■ WHAT NEEDS TO BE DONE
Print, exactly and completely, every entry in the data.

==========

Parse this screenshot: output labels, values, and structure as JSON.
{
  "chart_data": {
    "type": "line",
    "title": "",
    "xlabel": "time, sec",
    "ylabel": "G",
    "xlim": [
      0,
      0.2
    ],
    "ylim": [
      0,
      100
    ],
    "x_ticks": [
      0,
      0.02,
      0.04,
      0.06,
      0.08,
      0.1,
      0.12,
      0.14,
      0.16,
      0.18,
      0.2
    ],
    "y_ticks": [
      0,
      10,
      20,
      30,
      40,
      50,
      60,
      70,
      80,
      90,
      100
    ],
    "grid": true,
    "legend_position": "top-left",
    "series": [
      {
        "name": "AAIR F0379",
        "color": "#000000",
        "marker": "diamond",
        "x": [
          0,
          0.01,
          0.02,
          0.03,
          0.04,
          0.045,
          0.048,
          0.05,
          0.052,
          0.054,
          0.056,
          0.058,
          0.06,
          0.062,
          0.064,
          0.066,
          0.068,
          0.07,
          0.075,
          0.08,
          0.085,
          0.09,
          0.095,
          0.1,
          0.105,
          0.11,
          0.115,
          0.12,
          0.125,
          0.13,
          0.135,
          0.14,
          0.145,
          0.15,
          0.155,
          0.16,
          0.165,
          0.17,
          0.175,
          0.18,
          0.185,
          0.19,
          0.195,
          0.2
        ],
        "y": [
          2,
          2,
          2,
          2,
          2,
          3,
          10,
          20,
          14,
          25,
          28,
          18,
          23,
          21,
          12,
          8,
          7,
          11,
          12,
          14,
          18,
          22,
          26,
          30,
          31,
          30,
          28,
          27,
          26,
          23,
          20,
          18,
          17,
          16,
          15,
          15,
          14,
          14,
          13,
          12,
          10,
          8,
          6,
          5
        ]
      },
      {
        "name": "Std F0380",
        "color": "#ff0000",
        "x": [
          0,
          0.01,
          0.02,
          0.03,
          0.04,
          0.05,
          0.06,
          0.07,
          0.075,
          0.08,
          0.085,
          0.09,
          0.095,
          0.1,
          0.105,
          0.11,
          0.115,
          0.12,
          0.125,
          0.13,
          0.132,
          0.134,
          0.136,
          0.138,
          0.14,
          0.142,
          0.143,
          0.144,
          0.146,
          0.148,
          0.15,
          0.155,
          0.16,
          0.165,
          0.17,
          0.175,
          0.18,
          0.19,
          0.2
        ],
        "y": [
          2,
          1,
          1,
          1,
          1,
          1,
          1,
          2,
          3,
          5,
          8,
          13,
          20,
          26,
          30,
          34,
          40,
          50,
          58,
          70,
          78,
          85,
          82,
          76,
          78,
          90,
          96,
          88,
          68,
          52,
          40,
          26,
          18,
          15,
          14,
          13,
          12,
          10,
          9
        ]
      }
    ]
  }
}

==========

■ EXERCISE OUTPUT
Parse this screenshot: output labels, values, and structure as JSON.
{
  "chart_data": {
    "type": "line",
    "title": "",
    "xlabel": "time, sec",
    "ylabel": "G",
    "xlim": [
      0,
      0.2
    ],
    "ylim": [
      0,
      100
    ],
    "x_ticks": [
      0,
      0.02,
      0.04,
      0.06,
      0.08,
      0.1,
      0.12,
      0.14,
      0.16,
      0.18,
      0.2
    ],
    "y_ticks": [
      0,
      10,
      20,
      30,
      40,
      50,
      60,
      70,
      80,
      90,
      100
    ],
    "grid": true,
    "legend_position": "top-left",
    "series": [
      {
        "name": "AAIR F0379",
        "color": "#000000",
        "marker": "diamond",
        "x": [
          0,
          0.01,
          0.02,
          0.03,
          0.04,
          0.045,
          0.048,
          0.05,
          0.052,
          0.054,
          0.056,
          0.058,
          0.06,
          0.062,
          0.064,
          0.066,
          0.068,
          0.07,
          0.075,
          0.08,
          0.085,
          0.09,
          0.095,
          0.1,
          0.105,
          0.11,
          0.115,
          0.12,
          0.125,
          0.13,
          0.135,
          0.14,
          0.145,
          0.15,
          0.155,
          0.16,
          0.165,
          0.17,
          0.175,
          0.18,
          0.185,
          0.19,
          0.195,
          0.2
        ],
        "y": [
          2,
          2,
          2,
          2,
          2,
          3,
          10,
          20,
          14,
          25,
          28,
          18,
          23,
          21,
          12,
          8,
          7,
          11,
          12,
          14,
          18,
          22,
          26,
          30,
          31,
          30,
          28,
          27,
          26,
          23,
          20,
          18,
          17,
          16,
          15,
          15,
          14,
          14,
          13,
          12,
          10,
          8,
          6,
          5
        ]
      },
      {
        "name": "Std F0380",
        "color": "#ff0000",
        "x": [
          0,
          0.01,
          0.02,
          0.03,
          0.04,
          0.05,
          0.06,
          0.07,
          0.075,
          0.08,
          0.085,
          0.09,
          0.095,
          0.1,
          0.105,
          0.11,
          0.115,
          0.12,
          0.125,
          0.13,
          0.132,
          0.134,
          0.136,
          0.138,
          0.14,
          0.142,
          0.143,
          0.144,
          0.146,
          0.148,
          0.15,
          0.155,
          0.16,
          0.165,
          0.17,
          0.175,
          0.18,
          0.19,
          0.2
        ],
        "y": [
          2,
          1,
          1,
          1,
          1,
          1,
          1,
          2,
          3,
          5,
          8,
          13,
          20,
          26,
          30,
          34,
          40,
          50,
          58,
          70,
          78,
          85,
          82,
          76,
          78,
          90,
          96,
          88,
          68,
          52,
          40,
          26,
          18,
          15,
          14,
          13,
          12,
          10,
          9
        ]
      }
    ]
  }
}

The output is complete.